EXERCISE. Word for word, copy all the data and drop the pictures.
begin DATASET RECORDS
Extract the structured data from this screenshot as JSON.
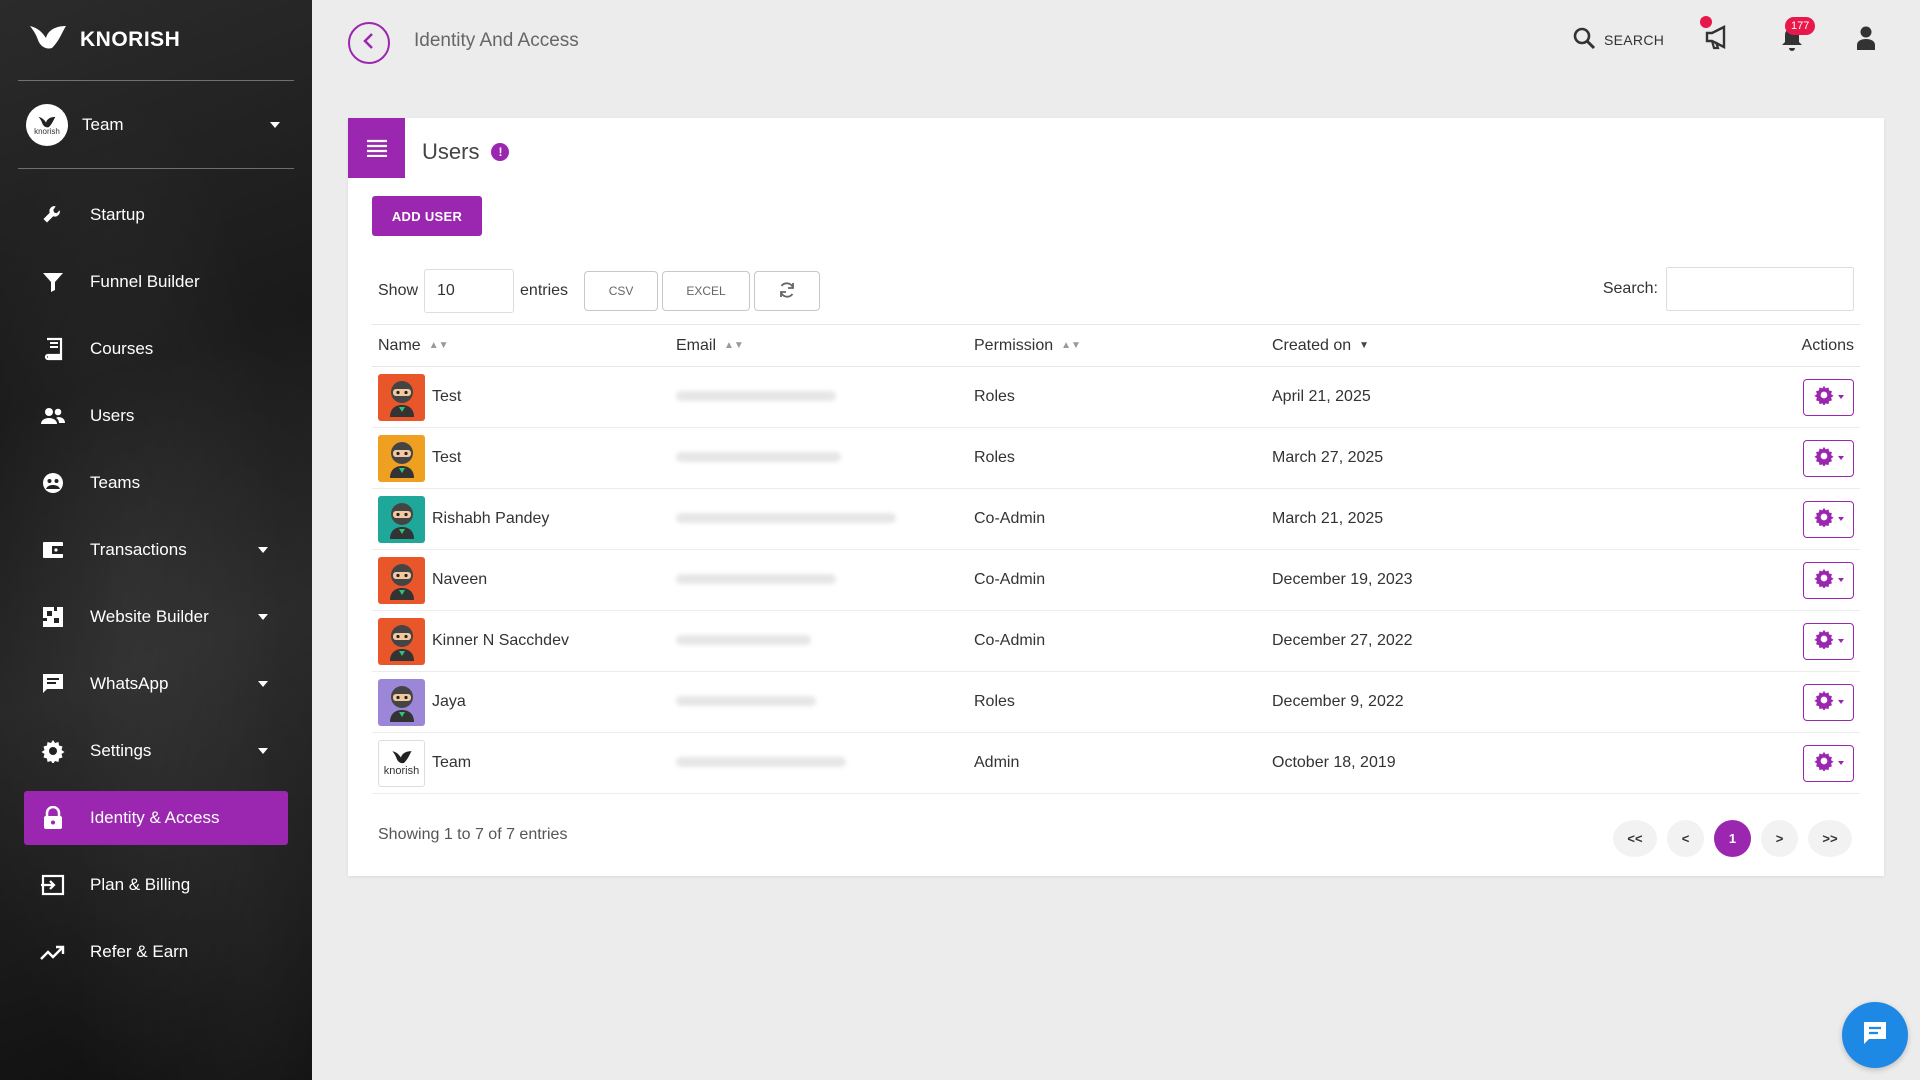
{
  "brand": {
    "name": "KNORISH",
    "accent": "#9b27b0"
  },
  "team_switch": {
    "label": "Team",
    "avatar_text": "knorish"
  },
  "sidebar": {
    "items": [
      {
        "label": "Startup",
        "icon": "wrench-icon",
        "has_caret": false
      },
      {
        "label": "Funnel Builder",
        "icon": "funnel-icon",
        "has_caret": false
      },
      {
        "label": "Courses",
        "icon": "book-icon",
        "has_caret": false
      },
      {
        "label": "Users",
        "icon": "users-icon",
        "has_caret": false
      },
      {
        "label": "Teams",
        "icon": "teams-icon",
        "has_caret": false
      },
      {
        "label": "Transactions",
        "icon": "wallet-icon",
        "has_caret": true
      },
      {
        "label": "Website Builder",
        "icon": "website-icon",
        "has_caret": true
      },
      {
        "label": "WhatsApp",
        "icon": "chat-icon",
        "has_caret": true
      },
      {
        "label": "Settings",
        "icon": "gear-icon",
        "has_caret": true
      },
      {
        "label": "Identity & Access",
        "icon": "lock-icon",
        "has_caret": false,
        "active": true
      },
      {
        "label": "Plan & Billing",
        "icon": "login-icon",
        "has_caret": false
      },
      {
        "label": "Refer & Earn",
        "icon": "trend-icon",
        "has_caret": false
      }
    ]
  },
  "header": {
    "title": "Identity And Access",
    "search_label": "SEARCH",
    "notification_count": "177"
  },
  "card": {
    "title": "Users",
    "add_user_label": "ADD USER",
    "show_label": "Show",
    "entries_label": "entries",
    "page_length": "10",
    "csv_label": "CSV",
    "excel_label": "EXCEL",
    "search_label": "Search:",
    "columns": {
      "name": "Name",
      "email": "Email",
      "permission": "Permission",
      "created": "Created on",
      "actions": "Actions"
    },
    "rows": [
      {
        "name": "Test",
        "permission": "Roles",
        "created": "April 21, 2025",
        "avatar_bg": "#e8562a"
      },
      {
        "name": "Test",
        "permission": "Roles",
        "created": "March 27, 2025",
        "avatar_bg": "#f0a020"
      },
      {
        "name": "Rishabh Pandey",
        "permission": "Co-Admin",
        "created": "March 21, 2025",
        "avatar_bg": "#1fa89a"
      },
      {
        "name": "Naveen",
        "permission": "Co-Admin",
        "created": "December 19, 2023",
        "avatar_bg": "#e8562a"
      },
      {
        "name": "Kinner N Sacchdev",
        "permission": "Co-Admin",
        "created": "December 27, 2022",
        "avatar_bg": "#e8562a"
      },
      {
        "name": "Jaya",
        "permission": "Roles",
        "created": "December 9, 2022",
        "avatar_bg": "#9b86d8"
      },
      {
        "name": "Team",
        "permission": "Admin",
        "created": "October 18, 2019",
        "avatar_bg": "#ffffff",
        "avatar_text": "knorish"
      }
    ],
    "footer": "Showing 1 to 7 of 7 entries",
    "pager": {
      "first": "<<",
      "prev": "<",
      "current": "1",
      "next": ">",
      "last": ">>"
    }
  }
}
end DATASET RECORDS
EXERCISE RESPONSE.
Extract the structured data from this screenshot as JSON.
{
  "brand": {
    "name": "KNORISH",
    "accent": "#9b27b0"
  },
  "team_switch": {
    "label": "Team",
    "avatar_text": "knorish"
  },
  "sidebar": {
    "items": [
      {
        "label": "Startup",
        "icon": "wrench-icon",
        "has_caret": false
      },
      {
        "label": "Funnel Builder",
        "icon": "funnel-icon",
        "has_caret": false
      },
      {
        "label": "Courses",
        "icon": "book-icon",
        "has_caret": false
      },
      {
        "label": "Users",
        "icon": "users-icon",
        "has_caret": false
      },
      {
        "label": "Teams",
        "icon": "teams-icon",
        "has_caret": false
      },
      {
        "label": "Transactions",
        "icon": "wallet-icon",
        "has_caret": true
      },
      {
        "label": "Website Builder",
        "icon": "website-icon",
        "has_caret": true
      },
      {
        "label": "WhatsApp",
        "icon": "chat-icon",
        "has_caret": true
      },
      {
        "label": "Settings",
        "icon": "gear-icon",
        "has_caret": true
      },
      {
        "label": "Identity & Access",
        "icon": "lock-icon",
        "has_caret": false,
        "active": true
      },
      {
        "label": "Plan & Billing",
        "icon": "login-icon",
        "has_caret": false
      },
      {
        "label": "Refer & Earn",
        "icon": "trend-icon",
        "has_caret": false
      }
    ]
  },
  "header": {
    "title": "Identity And Access",
    "search_label": "SEARCH",
    "notification_count": "177"
  },
  "card": {
    "title": "Users",
    "add_user_label": "ADD USER",
    "show_label": "Show",
    "entries_label": "entries",
    "page_length": "10",
    "csv_label": "CSV",
    "excel_label": "EXCEL",
    "search_label": "Search:",
    "columns": {
      "name": "Name",
      "email": "Email",
      "permission": "Permission",
      "created": "Created on",
      "actions": "Actions"
    },
    "rows": [
      {
        "name": "Test",
        "permission": "Roles",
        "created": "April 21, 2025",
        "avatar_bg": "#e8562a"
      },
      {
        "name": "Test",
        "permission": "Roles",
        "created": "March 27, 2025",
        "avatar_bg": "#f0a020"
      },
      {
        "name": "Rishabh Pandey",
        "permission": "Co-Admin",
        "created": "March 21, 2025",
        "avatar_bg": "#1fa89a"
      },
      {
        "name": "Naveen",
        "permission": "Co-Admin",
        "created": "December 19, 2023",
        "avatar_bg": "#e8562a"
      },
      {
        "name": "Kinner N Sacchdev",
        "permission": "Co-Admin",
        "created": "December 27, 2022",
        "avatar_bg": "#e8562a"
      },
      {
        "name": "Jaya",
        "permission": "Roles",
        "created": "December 9, 2022",
        "avatar_bg": "#9b86d8"
      },
      {
        "name": "Team",
        "permission": "Admin",
        "created": "October 18, 2019",
        "avatar_bg": "#ffffff",
        "avatar_text": "knorish"
      }
    ],
    "footer": "Showing 1 to 7 of 7 entries",
    "pager": {
      "first": "<<",
      "prev": "<",
      "current": "1",
      "next": ">",
      "last": ">>"
    }
  }
}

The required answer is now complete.